Exercise brief — Put the lines of the listing below into a JSON list of strings, one string per line, starting with its first line and going on through the line that contains "chart-ez60: 0 0.4". Include both of those lines and leave out any blank lines.

━━━━━ Materials provided

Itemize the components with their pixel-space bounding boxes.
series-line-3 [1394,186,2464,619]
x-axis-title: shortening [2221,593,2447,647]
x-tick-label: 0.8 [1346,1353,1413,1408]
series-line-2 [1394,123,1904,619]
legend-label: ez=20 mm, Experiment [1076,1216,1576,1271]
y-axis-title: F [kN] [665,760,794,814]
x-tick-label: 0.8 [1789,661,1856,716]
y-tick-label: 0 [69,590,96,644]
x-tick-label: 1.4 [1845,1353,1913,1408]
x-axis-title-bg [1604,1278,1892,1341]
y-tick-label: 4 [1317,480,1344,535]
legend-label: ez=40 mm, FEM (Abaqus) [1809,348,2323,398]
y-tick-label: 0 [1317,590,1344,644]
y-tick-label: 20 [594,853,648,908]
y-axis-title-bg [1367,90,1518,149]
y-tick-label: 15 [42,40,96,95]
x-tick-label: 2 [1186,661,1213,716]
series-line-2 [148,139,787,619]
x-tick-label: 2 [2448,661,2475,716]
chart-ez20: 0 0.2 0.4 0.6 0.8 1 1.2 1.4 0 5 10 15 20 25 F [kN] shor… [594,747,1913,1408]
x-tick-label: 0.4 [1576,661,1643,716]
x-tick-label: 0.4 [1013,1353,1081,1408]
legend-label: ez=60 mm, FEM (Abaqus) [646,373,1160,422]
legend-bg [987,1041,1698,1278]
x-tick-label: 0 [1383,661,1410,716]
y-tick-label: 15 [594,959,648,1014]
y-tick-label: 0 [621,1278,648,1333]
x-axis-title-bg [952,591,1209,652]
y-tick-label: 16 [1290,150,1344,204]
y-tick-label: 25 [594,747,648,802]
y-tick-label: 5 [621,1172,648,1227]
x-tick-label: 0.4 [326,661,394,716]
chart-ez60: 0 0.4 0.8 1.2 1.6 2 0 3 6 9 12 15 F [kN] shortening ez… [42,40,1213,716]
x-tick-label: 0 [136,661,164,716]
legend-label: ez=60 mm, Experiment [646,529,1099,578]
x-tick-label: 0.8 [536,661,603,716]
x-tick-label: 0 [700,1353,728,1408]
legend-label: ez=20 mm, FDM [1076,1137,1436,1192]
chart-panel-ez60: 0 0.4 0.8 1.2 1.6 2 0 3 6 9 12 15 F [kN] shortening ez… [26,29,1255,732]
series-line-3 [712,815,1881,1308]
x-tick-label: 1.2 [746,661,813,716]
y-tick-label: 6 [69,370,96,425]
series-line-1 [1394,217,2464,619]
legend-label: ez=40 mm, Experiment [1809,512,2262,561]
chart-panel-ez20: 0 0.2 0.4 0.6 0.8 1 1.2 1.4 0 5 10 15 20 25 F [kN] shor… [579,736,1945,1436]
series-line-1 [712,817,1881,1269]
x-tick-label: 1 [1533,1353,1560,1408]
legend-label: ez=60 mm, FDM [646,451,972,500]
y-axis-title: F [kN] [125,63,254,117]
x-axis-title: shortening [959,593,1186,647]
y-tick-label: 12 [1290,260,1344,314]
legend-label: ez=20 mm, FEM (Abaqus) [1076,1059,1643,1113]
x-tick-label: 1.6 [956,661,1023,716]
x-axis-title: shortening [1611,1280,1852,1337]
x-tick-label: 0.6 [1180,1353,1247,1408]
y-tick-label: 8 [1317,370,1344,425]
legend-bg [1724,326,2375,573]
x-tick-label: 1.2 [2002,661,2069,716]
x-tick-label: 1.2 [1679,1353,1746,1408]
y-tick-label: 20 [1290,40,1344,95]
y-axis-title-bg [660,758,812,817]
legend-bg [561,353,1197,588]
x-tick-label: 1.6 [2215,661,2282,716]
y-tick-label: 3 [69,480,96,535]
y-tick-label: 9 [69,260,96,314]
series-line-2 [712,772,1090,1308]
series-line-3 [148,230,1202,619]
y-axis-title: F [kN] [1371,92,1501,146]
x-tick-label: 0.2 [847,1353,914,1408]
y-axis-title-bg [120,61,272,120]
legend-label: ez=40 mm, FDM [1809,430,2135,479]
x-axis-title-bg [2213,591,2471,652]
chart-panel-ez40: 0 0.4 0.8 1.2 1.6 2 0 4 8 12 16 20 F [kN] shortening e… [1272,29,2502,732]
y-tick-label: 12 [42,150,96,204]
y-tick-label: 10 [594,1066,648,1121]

━━━━━━━━━━

Exercise solution —
[
  "Itemize the components with their pixel-space bounding boxes.",
  "series-line-3 [1394,186,2464,619]",
  "x-axis-title: shortening [2221,593,2447,647]",
  "x-tick-label: 0.8 [1346,1353,1413,1408]",
  "series-line-2 [1394,123,1904,619]",
  "legend-label: ez=20 mm, Experiment [1076,1216,1576,1271]",
  "y-axis-title: F [kN] [665,760,794,814]",
  "x-tick-label: 0.8 [1789,661,1856,716]",
  "y-tick-label: 0 [69,590,96,644]",
  "x-tick-label: 1.4 [1845,1353,1913,1408]",
  "x-axis-title-bg [1604,1278,1892,1341]",
  "y-tick-label: 4 [1317,480,1344,535]",
  "legend-label: ez=40 mm, FEM (Abaqus) [1809,348,2323,398]",
  "y-tick-label: 0 [1317,590,1344,644]",
  "y-tick-label: 20 [594,853,648,908]",
  "y-axis-title-bg [1367,90,1518,149]",
  "y-tick-label: 15 [42,40,96,95]",
  "x-tick-label: 2 [1186,661,1213,716]",
  "series-line-2 [148,139,787,619]",
  "x-tick-label: 2 [2448,661,2475,716]",
  "chart-ez20: 0 0.2 0.4 0.6 0.8 1 1.2 1.4 0 5 10 15 20 25 F [kN] shor… [594,747,1913,1408]",
  "x-tick-label: 0.4 [1576,661,1643,716]",
  "x-tick-label: 0.4 [1013,1353,1081,1408]",
  "legend-label: ez=60 mm, FEM (Abaqus) [646,373,1160,422]",
  "legend-bg [987,1041,1698,1278]",
  "x-tick-label: 0 [1383,661,1410,716]",
  "y-tick-label: 15 [594,959,648,1014]",
  "y-tick-label: 0 [621,1278,648,1333]",
  "x-axis-title-bg [952,591,1209,652]",
  "y-tick-label: 16 [1290,150,1344,204]",
  "y-tick-label: 25 [594,747,648,802]",
  "y-tick-label: 5 [621,1172,648,1227]",
  "x-tick-label: 0.4 [326,661,394,716]",
  "chart-ez60: 0 0.4 0.8 1.2 1.6 2 0 3 6 9 12 15 F [kN] shortening ez… [42,40,1213,716]"
]